---- Exercise inputs
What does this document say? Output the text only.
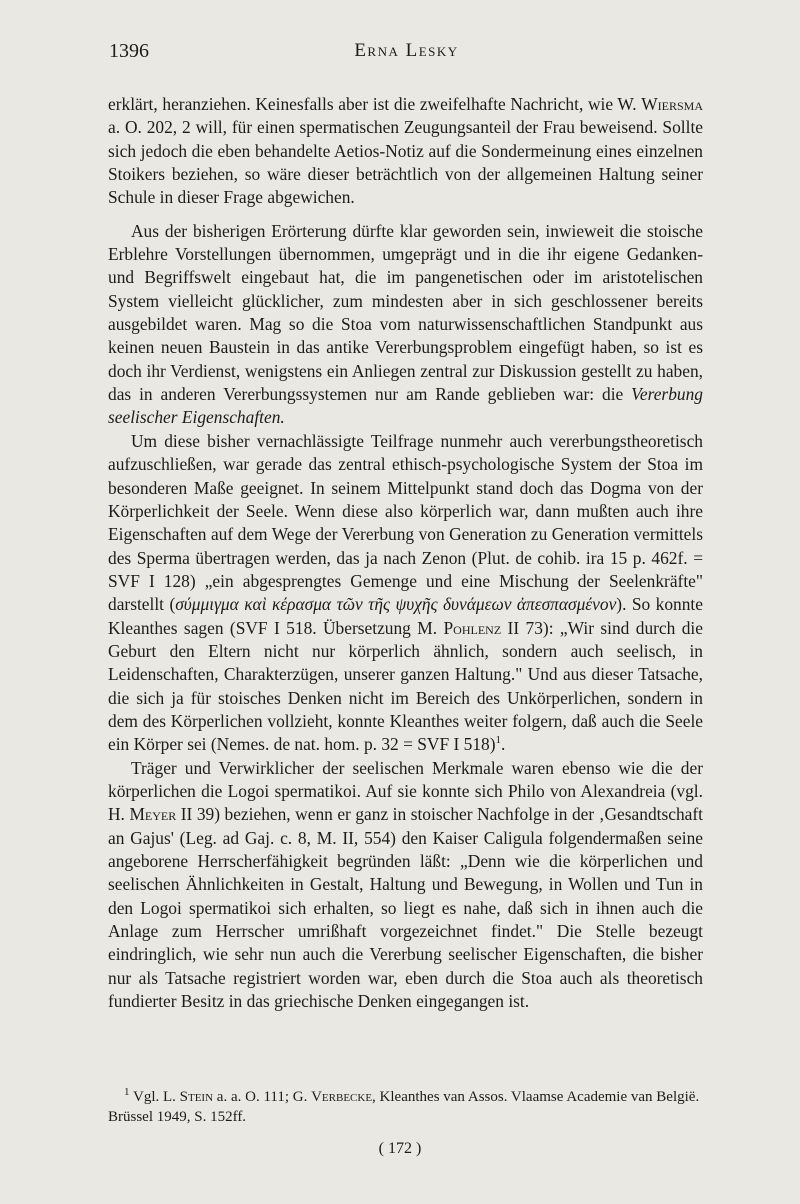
1396	Erna Lesky

erklärt, heranziehen. Keinesfalls aber ist die zweifelhafte Nachricht, wie W. Wiersma a. O. 202, 2 will, für einen spermatischen Zeugungsanteil der Frau beweisend. Sollte sich jedoch die eben behandelte Aetios-Notiz auf die Sondermeinung eines einzelnen Stoikers beziehen, so wäre dieser beträchtlich von der allgemeinen Haltung seiner Schule in dieser Frage abgewichen.

Aus der bisherigen Erörterung dürfte klar geworden sein, inwieweit die stoische Erblehre Vorstellungen übernommen, umgeprägt und in die ihr eigene Gedanken- und Begriffswelt eingebaut hat, die im pangenetischen oder im aristotelischen System vielleicht glücklicher, zum mindesten aber in sich geschlossener bereits ausgebildet waren. Mag so die Stoa vom naturwissenschaftlichen Standpunkt aus keinen neuen Baustein in das antike Vererbungsproblem eingefügt haben, so ist es doch ihr Verdienst, wenigstens ein Anliegen zentral zur Diskussion gestellt zu haben, das in anderen Vererbungssystemen nur am Rande geblieben war: die Vererbung seelischer Eigenschaften.

Um diese bisher vernachlässigte Teilfrage nunmehr auch vererbungstheoretisch aufzuschließen, war gerade das zentral ethisch-psychologische System der Stoa im besonderen Maße geeignet. In seinem Mittelpunkt stand doch das Dogma von der Körperlichkeit der Seele. Wenn diese also körperlich war, dann mußten auch ihre Eigenschaften auf dem Wege der Vererbung von Generation zu Generation vermittels des Sperma übertragen werden, das ja nach Zenon (Plut. de cohib. ira 15 p. 462f. = SVF I 128) „ein abgesprengtes Gemenge und eine Mischung der Seelenkräfte" darstellt (σύμμιγμα καὶ κέρασμα τῶν τῆς ψυχῆς δυνάμεων ἀπεσπασμένον). So konnte Kleanthes sagen (SVF I 518. Übersetzung M. Pohlenz II 73): „Wir sind durch die Geburt den Eltern nicht nur körperlich ähnlich, sondern auch seelisch, in Leidenschaften, Charakterzügen, unserer ganzen Haltung." Und aus dieser Tatsache, die sich ja für stoisches Denken nicht im Bereich des Unkörperlichen, sondern in dem des Körperlichen vollzieht, konnte Kleanthes weiter folgern, daß auch die Seele ein Körper sei (Nemes. de nat. hom. p. 32 = SVF I 518)$^1$.

Träger und Verwirklicher der seelischen Merkmale waren ebenso wie die der körperlichen die Logoi spermatikoi. Auf sie konnte sich Philo von Alexandreia (vgl. H. Meyer II 39) beziehen, wenn er ganz in stoischer Nachfolge in der ‚Gesandtschaft an Gajus' (Leg. ad Gaj. c. 8, M. II, 554) den Kaiser Caligula folgendermaßen seine angeborene Herrscherfähigkeit begründen läßt: „Denn wie die körperlichen und seelischen Ähnlichkeiten in Gestalt, Haltung und Bewegung, in Wollen und Tun in den Logoi spermatikoi sich erhalten, so liegt es nahe, daß sich in ihnen auch die Anlage zum Herrscher umrißhaft vorgezeichnet findet." Die Stelle bezeugt eindringlich, wie sehr nun auch die Vererbung seelischer Eigenschaften, die bisher nur als Tatsache registriert worden war, eben durch die Stoa auch als theoretisch fundierter Besitz in das griechische Denken eingegangen ist.

$^1$ Vgl. L. Stein a. a. O. 111; G. Verbecke, Kleanthes van Assos. Vlaamse Academie van België. Brüssel 1949, S. 152ff.
( 172 )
--------
# [Problem to solve]
Count the lines in the records above that hold the word "aber", and give only that number.

# [Worked answer]
2